#### Exercise task
Search the listing for the string "Service" and copy every line that contains it.

#### Entries shown
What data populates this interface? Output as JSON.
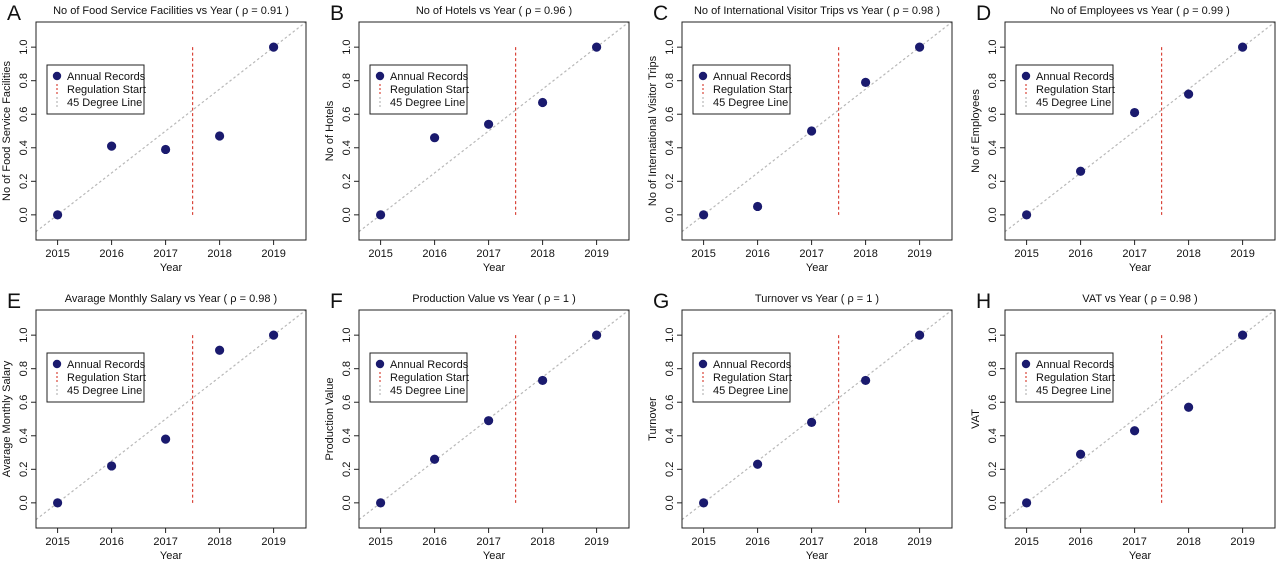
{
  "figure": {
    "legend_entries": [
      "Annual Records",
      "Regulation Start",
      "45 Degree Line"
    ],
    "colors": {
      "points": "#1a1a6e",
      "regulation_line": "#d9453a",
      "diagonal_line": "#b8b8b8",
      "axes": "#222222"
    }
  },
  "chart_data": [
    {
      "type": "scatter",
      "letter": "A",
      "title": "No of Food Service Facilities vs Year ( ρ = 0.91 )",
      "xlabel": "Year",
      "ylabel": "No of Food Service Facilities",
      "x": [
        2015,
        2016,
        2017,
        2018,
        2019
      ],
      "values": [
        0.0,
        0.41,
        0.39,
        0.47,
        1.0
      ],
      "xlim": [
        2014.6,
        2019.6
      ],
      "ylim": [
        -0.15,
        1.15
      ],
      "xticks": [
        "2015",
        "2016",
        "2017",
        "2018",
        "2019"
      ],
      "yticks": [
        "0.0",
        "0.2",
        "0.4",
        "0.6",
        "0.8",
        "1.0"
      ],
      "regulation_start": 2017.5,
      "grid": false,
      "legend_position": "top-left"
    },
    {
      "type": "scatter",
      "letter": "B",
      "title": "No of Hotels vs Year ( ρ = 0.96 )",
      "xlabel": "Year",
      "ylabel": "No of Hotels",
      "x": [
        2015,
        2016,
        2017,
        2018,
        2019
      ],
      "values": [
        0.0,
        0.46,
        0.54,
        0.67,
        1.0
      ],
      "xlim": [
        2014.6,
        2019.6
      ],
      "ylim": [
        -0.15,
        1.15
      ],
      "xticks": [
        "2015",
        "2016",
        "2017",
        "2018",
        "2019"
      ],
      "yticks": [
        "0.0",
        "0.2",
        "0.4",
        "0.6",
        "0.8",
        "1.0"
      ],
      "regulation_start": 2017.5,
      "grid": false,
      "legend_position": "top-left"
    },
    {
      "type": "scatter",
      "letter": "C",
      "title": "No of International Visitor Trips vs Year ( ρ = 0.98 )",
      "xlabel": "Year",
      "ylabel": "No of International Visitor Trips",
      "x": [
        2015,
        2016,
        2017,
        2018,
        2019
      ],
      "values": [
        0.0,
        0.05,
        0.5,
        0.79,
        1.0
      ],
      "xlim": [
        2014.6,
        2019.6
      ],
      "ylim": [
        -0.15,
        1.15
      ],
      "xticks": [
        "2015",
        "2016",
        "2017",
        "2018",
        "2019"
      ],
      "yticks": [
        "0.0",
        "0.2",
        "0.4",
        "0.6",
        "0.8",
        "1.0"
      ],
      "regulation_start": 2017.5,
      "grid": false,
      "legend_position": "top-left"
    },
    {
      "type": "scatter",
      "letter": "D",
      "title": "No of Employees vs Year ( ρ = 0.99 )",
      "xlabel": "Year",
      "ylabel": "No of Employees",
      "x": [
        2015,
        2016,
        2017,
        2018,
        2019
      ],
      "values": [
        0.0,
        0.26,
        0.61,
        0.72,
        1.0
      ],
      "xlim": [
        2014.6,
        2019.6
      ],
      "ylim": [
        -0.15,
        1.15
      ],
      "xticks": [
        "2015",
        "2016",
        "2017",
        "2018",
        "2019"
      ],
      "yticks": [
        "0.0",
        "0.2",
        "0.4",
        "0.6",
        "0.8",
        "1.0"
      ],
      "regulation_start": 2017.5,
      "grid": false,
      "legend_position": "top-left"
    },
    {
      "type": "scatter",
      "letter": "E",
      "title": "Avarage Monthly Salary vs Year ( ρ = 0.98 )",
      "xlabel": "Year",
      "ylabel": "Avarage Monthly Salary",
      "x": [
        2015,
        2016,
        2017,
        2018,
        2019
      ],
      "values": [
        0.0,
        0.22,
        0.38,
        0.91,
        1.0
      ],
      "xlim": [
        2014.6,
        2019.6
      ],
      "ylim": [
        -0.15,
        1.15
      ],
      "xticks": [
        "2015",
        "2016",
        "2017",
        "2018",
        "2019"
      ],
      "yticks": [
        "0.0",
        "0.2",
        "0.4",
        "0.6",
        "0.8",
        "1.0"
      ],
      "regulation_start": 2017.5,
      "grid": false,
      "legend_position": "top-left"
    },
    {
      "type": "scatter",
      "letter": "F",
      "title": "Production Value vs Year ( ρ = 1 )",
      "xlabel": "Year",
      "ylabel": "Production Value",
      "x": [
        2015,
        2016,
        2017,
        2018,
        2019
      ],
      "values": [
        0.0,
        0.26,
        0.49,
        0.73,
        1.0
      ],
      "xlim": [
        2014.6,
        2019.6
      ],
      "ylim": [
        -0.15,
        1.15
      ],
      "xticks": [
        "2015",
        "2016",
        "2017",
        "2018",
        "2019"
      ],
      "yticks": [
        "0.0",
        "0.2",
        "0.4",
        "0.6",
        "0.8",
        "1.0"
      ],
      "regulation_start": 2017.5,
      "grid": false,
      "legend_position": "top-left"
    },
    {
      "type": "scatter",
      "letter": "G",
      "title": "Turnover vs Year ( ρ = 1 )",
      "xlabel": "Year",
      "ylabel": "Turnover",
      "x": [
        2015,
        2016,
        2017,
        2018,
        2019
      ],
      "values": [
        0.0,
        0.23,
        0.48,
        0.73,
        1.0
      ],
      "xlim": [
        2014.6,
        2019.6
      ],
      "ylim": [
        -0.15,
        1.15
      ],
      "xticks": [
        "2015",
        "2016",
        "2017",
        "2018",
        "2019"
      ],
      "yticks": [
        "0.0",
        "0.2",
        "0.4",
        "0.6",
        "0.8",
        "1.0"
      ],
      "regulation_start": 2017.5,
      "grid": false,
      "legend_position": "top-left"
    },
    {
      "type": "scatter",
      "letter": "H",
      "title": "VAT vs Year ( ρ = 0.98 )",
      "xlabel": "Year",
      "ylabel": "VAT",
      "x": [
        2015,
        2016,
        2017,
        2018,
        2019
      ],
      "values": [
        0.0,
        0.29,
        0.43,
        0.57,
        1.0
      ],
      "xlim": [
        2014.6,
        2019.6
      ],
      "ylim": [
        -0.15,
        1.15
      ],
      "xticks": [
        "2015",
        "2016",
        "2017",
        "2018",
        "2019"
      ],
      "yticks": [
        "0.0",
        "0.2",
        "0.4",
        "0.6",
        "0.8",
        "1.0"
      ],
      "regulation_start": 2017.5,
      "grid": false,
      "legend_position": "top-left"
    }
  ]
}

#### Response for this exercise
      "title": "No of Food Service Facilities vs Year ( ρ = 0.91 )",
      "ylabel": "No of Food Service Facilities",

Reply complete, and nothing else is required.